■ **Short task**:
Go through the material below and copy all lines with "many".

■ **Collected data entries**:

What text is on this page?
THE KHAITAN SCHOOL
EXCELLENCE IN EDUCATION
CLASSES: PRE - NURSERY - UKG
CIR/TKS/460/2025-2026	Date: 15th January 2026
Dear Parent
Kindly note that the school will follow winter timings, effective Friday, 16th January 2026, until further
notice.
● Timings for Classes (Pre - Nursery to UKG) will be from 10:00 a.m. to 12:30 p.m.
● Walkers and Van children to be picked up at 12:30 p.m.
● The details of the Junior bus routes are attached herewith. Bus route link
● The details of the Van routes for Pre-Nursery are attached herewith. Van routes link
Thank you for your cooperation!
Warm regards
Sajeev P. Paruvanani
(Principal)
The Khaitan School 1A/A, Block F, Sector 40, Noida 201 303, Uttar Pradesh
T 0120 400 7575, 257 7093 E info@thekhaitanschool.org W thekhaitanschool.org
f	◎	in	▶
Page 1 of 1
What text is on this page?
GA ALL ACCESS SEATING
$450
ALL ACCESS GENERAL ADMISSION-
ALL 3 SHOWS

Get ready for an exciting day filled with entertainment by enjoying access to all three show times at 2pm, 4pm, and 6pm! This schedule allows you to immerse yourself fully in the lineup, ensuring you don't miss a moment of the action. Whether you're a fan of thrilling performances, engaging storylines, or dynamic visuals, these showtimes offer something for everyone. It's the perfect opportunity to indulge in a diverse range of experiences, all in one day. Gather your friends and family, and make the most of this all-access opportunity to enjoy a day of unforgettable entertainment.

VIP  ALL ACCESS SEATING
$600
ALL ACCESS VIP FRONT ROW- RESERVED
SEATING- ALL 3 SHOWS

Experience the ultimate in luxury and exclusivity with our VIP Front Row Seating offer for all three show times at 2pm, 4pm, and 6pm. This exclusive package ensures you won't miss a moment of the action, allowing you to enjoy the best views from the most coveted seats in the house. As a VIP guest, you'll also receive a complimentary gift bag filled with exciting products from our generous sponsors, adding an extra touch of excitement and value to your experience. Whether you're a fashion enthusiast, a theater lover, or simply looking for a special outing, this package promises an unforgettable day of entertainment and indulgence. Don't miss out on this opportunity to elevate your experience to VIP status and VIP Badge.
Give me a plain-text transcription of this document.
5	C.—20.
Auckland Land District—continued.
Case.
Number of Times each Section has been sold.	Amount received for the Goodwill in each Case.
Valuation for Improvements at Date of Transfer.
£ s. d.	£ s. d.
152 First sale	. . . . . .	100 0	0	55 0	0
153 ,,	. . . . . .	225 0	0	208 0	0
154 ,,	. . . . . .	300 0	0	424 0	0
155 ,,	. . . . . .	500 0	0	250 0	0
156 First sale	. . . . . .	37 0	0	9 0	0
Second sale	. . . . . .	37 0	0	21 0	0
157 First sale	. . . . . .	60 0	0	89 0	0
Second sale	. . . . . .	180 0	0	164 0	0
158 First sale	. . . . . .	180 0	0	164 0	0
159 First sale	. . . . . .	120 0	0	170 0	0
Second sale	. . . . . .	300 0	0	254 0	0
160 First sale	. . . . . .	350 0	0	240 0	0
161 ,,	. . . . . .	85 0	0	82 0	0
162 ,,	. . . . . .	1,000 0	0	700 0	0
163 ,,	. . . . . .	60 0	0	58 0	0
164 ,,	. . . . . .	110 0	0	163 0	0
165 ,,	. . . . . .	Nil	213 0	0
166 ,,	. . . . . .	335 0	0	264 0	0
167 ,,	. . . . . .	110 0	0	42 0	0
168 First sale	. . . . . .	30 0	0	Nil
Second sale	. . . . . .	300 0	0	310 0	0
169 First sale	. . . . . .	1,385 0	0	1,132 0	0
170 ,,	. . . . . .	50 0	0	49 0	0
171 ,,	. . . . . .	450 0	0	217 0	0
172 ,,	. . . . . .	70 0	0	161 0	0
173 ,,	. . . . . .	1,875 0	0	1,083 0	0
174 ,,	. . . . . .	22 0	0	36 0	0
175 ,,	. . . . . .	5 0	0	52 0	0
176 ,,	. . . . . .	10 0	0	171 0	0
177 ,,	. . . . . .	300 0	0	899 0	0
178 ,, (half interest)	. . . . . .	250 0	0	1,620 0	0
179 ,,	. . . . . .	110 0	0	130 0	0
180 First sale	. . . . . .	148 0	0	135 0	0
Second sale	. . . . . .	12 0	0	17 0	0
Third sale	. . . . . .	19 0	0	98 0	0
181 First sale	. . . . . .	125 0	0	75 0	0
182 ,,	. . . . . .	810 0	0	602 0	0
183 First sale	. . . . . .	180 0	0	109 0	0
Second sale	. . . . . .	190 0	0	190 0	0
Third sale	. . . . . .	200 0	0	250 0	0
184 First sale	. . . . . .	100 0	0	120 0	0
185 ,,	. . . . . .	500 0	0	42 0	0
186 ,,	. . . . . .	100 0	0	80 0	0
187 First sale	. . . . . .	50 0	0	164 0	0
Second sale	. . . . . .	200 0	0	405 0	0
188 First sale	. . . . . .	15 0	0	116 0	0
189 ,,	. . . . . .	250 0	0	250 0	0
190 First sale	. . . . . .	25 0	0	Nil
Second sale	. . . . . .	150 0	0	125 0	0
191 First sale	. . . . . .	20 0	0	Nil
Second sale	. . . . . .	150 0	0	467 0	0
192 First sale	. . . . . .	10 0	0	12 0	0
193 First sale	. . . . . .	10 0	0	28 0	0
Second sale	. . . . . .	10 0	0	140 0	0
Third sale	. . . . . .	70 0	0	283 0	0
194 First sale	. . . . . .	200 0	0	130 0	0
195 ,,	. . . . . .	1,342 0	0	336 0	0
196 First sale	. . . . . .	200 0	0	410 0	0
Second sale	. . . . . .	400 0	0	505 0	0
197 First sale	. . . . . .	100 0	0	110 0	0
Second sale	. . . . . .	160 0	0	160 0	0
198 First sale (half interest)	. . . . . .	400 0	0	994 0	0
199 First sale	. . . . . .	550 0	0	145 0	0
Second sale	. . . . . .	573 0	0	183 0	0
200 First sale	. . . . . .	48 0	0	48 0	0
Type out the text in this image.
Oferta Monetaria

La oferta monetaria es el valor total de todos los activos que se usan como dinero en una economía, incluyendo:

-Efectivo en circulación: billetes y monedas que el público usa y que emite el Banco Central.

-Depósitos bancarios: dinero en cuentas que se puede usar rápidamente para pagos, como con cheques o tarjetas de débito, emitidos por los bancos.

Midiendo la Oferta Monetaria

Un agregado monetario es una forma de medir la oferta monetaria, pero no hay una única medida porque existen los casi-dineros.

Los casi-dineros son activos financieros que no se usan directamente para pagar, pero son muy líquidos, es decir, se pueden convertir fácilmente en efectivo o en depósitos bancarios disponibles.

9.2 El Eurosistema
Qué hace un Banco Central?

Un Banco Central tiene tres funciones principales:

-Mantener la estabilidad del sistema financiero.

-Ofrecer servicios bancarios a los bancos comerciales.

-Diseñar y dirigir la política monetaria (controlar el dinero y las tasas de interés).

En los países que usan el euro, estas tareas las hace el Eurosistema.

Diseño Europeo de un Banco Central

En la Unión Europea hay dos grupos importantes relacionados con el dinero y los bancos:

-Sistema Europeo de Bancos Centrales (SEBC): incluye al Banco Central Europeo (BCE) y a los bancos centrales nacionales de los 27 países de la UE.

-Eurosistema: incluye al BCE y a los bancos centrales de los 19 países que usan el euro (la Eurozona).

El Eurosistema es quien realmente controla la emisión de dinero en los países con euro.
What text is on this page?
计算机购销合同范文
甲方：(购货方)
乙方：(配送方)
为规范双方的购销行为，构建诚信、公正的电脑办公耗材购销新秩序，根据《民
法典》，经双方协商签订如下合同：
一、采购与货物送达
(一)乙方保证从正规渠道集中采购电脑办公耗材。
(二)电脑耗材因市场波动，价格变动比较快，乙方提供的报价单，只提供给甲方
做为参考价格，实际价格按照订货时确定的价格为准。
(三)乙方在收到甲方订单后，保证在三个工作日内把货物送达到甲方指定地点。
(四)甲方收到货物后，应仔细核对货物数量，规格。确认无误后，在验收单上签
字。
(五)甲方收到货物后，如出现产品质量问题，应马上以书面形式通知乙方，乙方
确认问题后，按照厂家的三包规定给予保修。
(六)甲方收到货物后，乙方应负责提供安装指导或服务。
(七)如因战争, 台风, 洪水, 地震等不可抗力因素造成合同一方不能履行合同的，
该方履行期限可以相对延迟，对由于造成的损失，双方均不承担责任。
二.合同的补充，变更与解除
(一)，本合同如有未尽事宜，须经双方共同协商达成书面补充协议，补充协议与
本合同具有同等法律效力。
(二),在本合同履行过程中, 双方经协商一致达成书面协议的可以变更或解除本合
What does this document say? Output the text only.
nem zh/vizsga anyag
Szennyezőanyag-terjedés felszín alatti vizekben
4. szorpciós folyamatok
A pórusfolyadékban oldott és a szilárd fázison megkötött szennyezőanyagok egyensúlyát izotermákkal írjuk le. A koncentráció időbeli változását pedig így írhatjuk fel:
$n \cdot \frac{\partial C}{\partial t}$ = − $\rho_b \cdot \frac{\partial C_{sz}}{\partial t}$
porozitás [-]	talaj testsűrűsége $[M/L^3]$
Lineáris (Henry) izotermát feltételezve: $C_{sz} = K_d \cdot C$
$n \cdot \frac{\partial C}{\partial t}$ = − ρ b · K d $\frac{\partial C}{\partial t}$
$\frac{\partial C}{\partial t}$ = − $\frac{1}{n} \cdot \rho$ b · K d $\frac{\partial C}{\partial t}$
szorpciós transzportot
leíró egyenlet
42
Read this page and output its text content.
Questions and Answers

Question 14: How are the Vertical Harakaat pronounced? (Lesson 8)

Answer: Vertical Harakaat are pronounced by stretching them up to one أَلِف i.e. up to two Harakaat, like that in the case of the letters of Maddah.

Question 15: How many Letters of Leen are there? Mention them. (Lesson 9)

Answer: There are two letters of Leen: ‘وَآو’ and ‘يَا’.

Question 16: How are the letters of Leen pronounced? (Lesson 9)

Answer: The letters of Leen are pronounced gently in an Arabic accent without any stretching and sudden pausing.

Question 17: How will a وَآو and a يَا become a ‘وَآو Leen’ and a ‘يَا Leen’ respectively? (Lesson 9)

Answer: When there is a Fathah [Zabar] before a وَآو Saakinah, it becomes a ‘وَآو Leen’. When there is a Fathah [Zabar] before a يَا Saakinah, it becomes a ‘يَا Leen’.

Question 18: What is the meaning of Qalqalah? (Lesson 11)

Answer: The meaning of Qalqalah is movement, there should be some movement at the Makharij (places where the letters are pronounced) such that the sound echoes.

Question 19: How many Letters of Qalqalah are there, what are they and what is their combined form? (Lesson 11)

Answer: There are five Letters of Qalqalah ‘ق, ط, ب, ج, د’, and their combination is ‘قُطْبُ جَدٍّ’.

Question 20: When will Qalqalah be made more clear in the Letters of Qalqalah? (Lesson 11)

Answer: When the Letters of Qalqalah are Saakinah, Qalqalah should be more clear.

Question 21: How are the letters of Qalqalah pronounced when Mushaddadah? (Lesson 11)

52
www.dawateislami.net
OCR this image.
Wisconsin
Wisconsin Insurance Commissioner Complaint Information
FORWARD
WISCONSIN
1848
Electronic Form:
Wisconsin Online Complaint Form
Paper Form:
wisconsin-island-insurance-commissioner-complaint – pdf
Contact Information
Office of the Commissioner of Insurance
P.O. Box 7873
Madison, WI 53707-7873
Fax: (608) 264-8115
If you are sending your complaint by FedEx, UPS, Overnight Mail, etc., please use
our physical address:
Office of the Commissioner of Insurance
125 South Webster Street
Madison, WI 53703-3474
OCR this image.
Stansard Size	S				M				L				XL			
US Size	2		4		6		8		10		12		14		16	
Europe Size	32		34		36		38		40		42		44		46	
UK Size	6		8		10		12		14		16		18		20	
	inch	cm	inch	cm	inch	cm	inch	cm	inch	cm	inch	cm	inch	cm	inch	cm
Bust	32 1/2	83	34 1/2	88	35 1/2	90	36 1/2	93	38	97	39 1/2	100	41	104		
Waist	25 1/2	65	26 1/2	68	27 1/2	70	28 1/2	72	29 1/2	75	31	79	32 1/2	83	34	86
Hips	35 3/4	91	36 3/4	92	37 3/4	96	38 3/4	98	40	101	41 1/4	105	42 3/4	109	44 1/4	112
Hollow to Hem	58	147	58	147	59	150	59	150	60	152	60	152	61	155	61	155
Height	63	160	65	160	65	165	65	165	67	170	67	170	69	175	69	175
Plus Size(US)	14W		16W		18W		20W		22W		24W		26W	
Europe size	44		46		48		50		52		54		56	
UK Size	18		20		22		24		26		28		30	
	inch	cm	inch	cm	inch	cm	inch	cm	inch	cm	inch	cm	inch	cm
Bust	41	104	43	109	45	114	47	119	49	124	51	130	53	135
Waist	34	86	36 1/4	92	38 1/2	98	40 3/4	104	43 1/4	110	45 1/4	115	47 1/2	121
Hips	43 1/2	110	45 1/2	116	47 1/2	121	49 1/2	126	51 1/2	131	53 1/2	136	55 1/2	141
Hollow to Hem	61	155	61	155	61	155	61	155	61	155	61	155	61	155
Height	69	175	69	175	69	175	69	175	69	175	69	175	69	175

■ **Output of the exercise**:
Question 15: How many Letters of Leen are there? Mention them. (Lesson 9)
Question 19: How many Letters of Qalqalah are there, what are they and what is their combined form? (Lesson 11)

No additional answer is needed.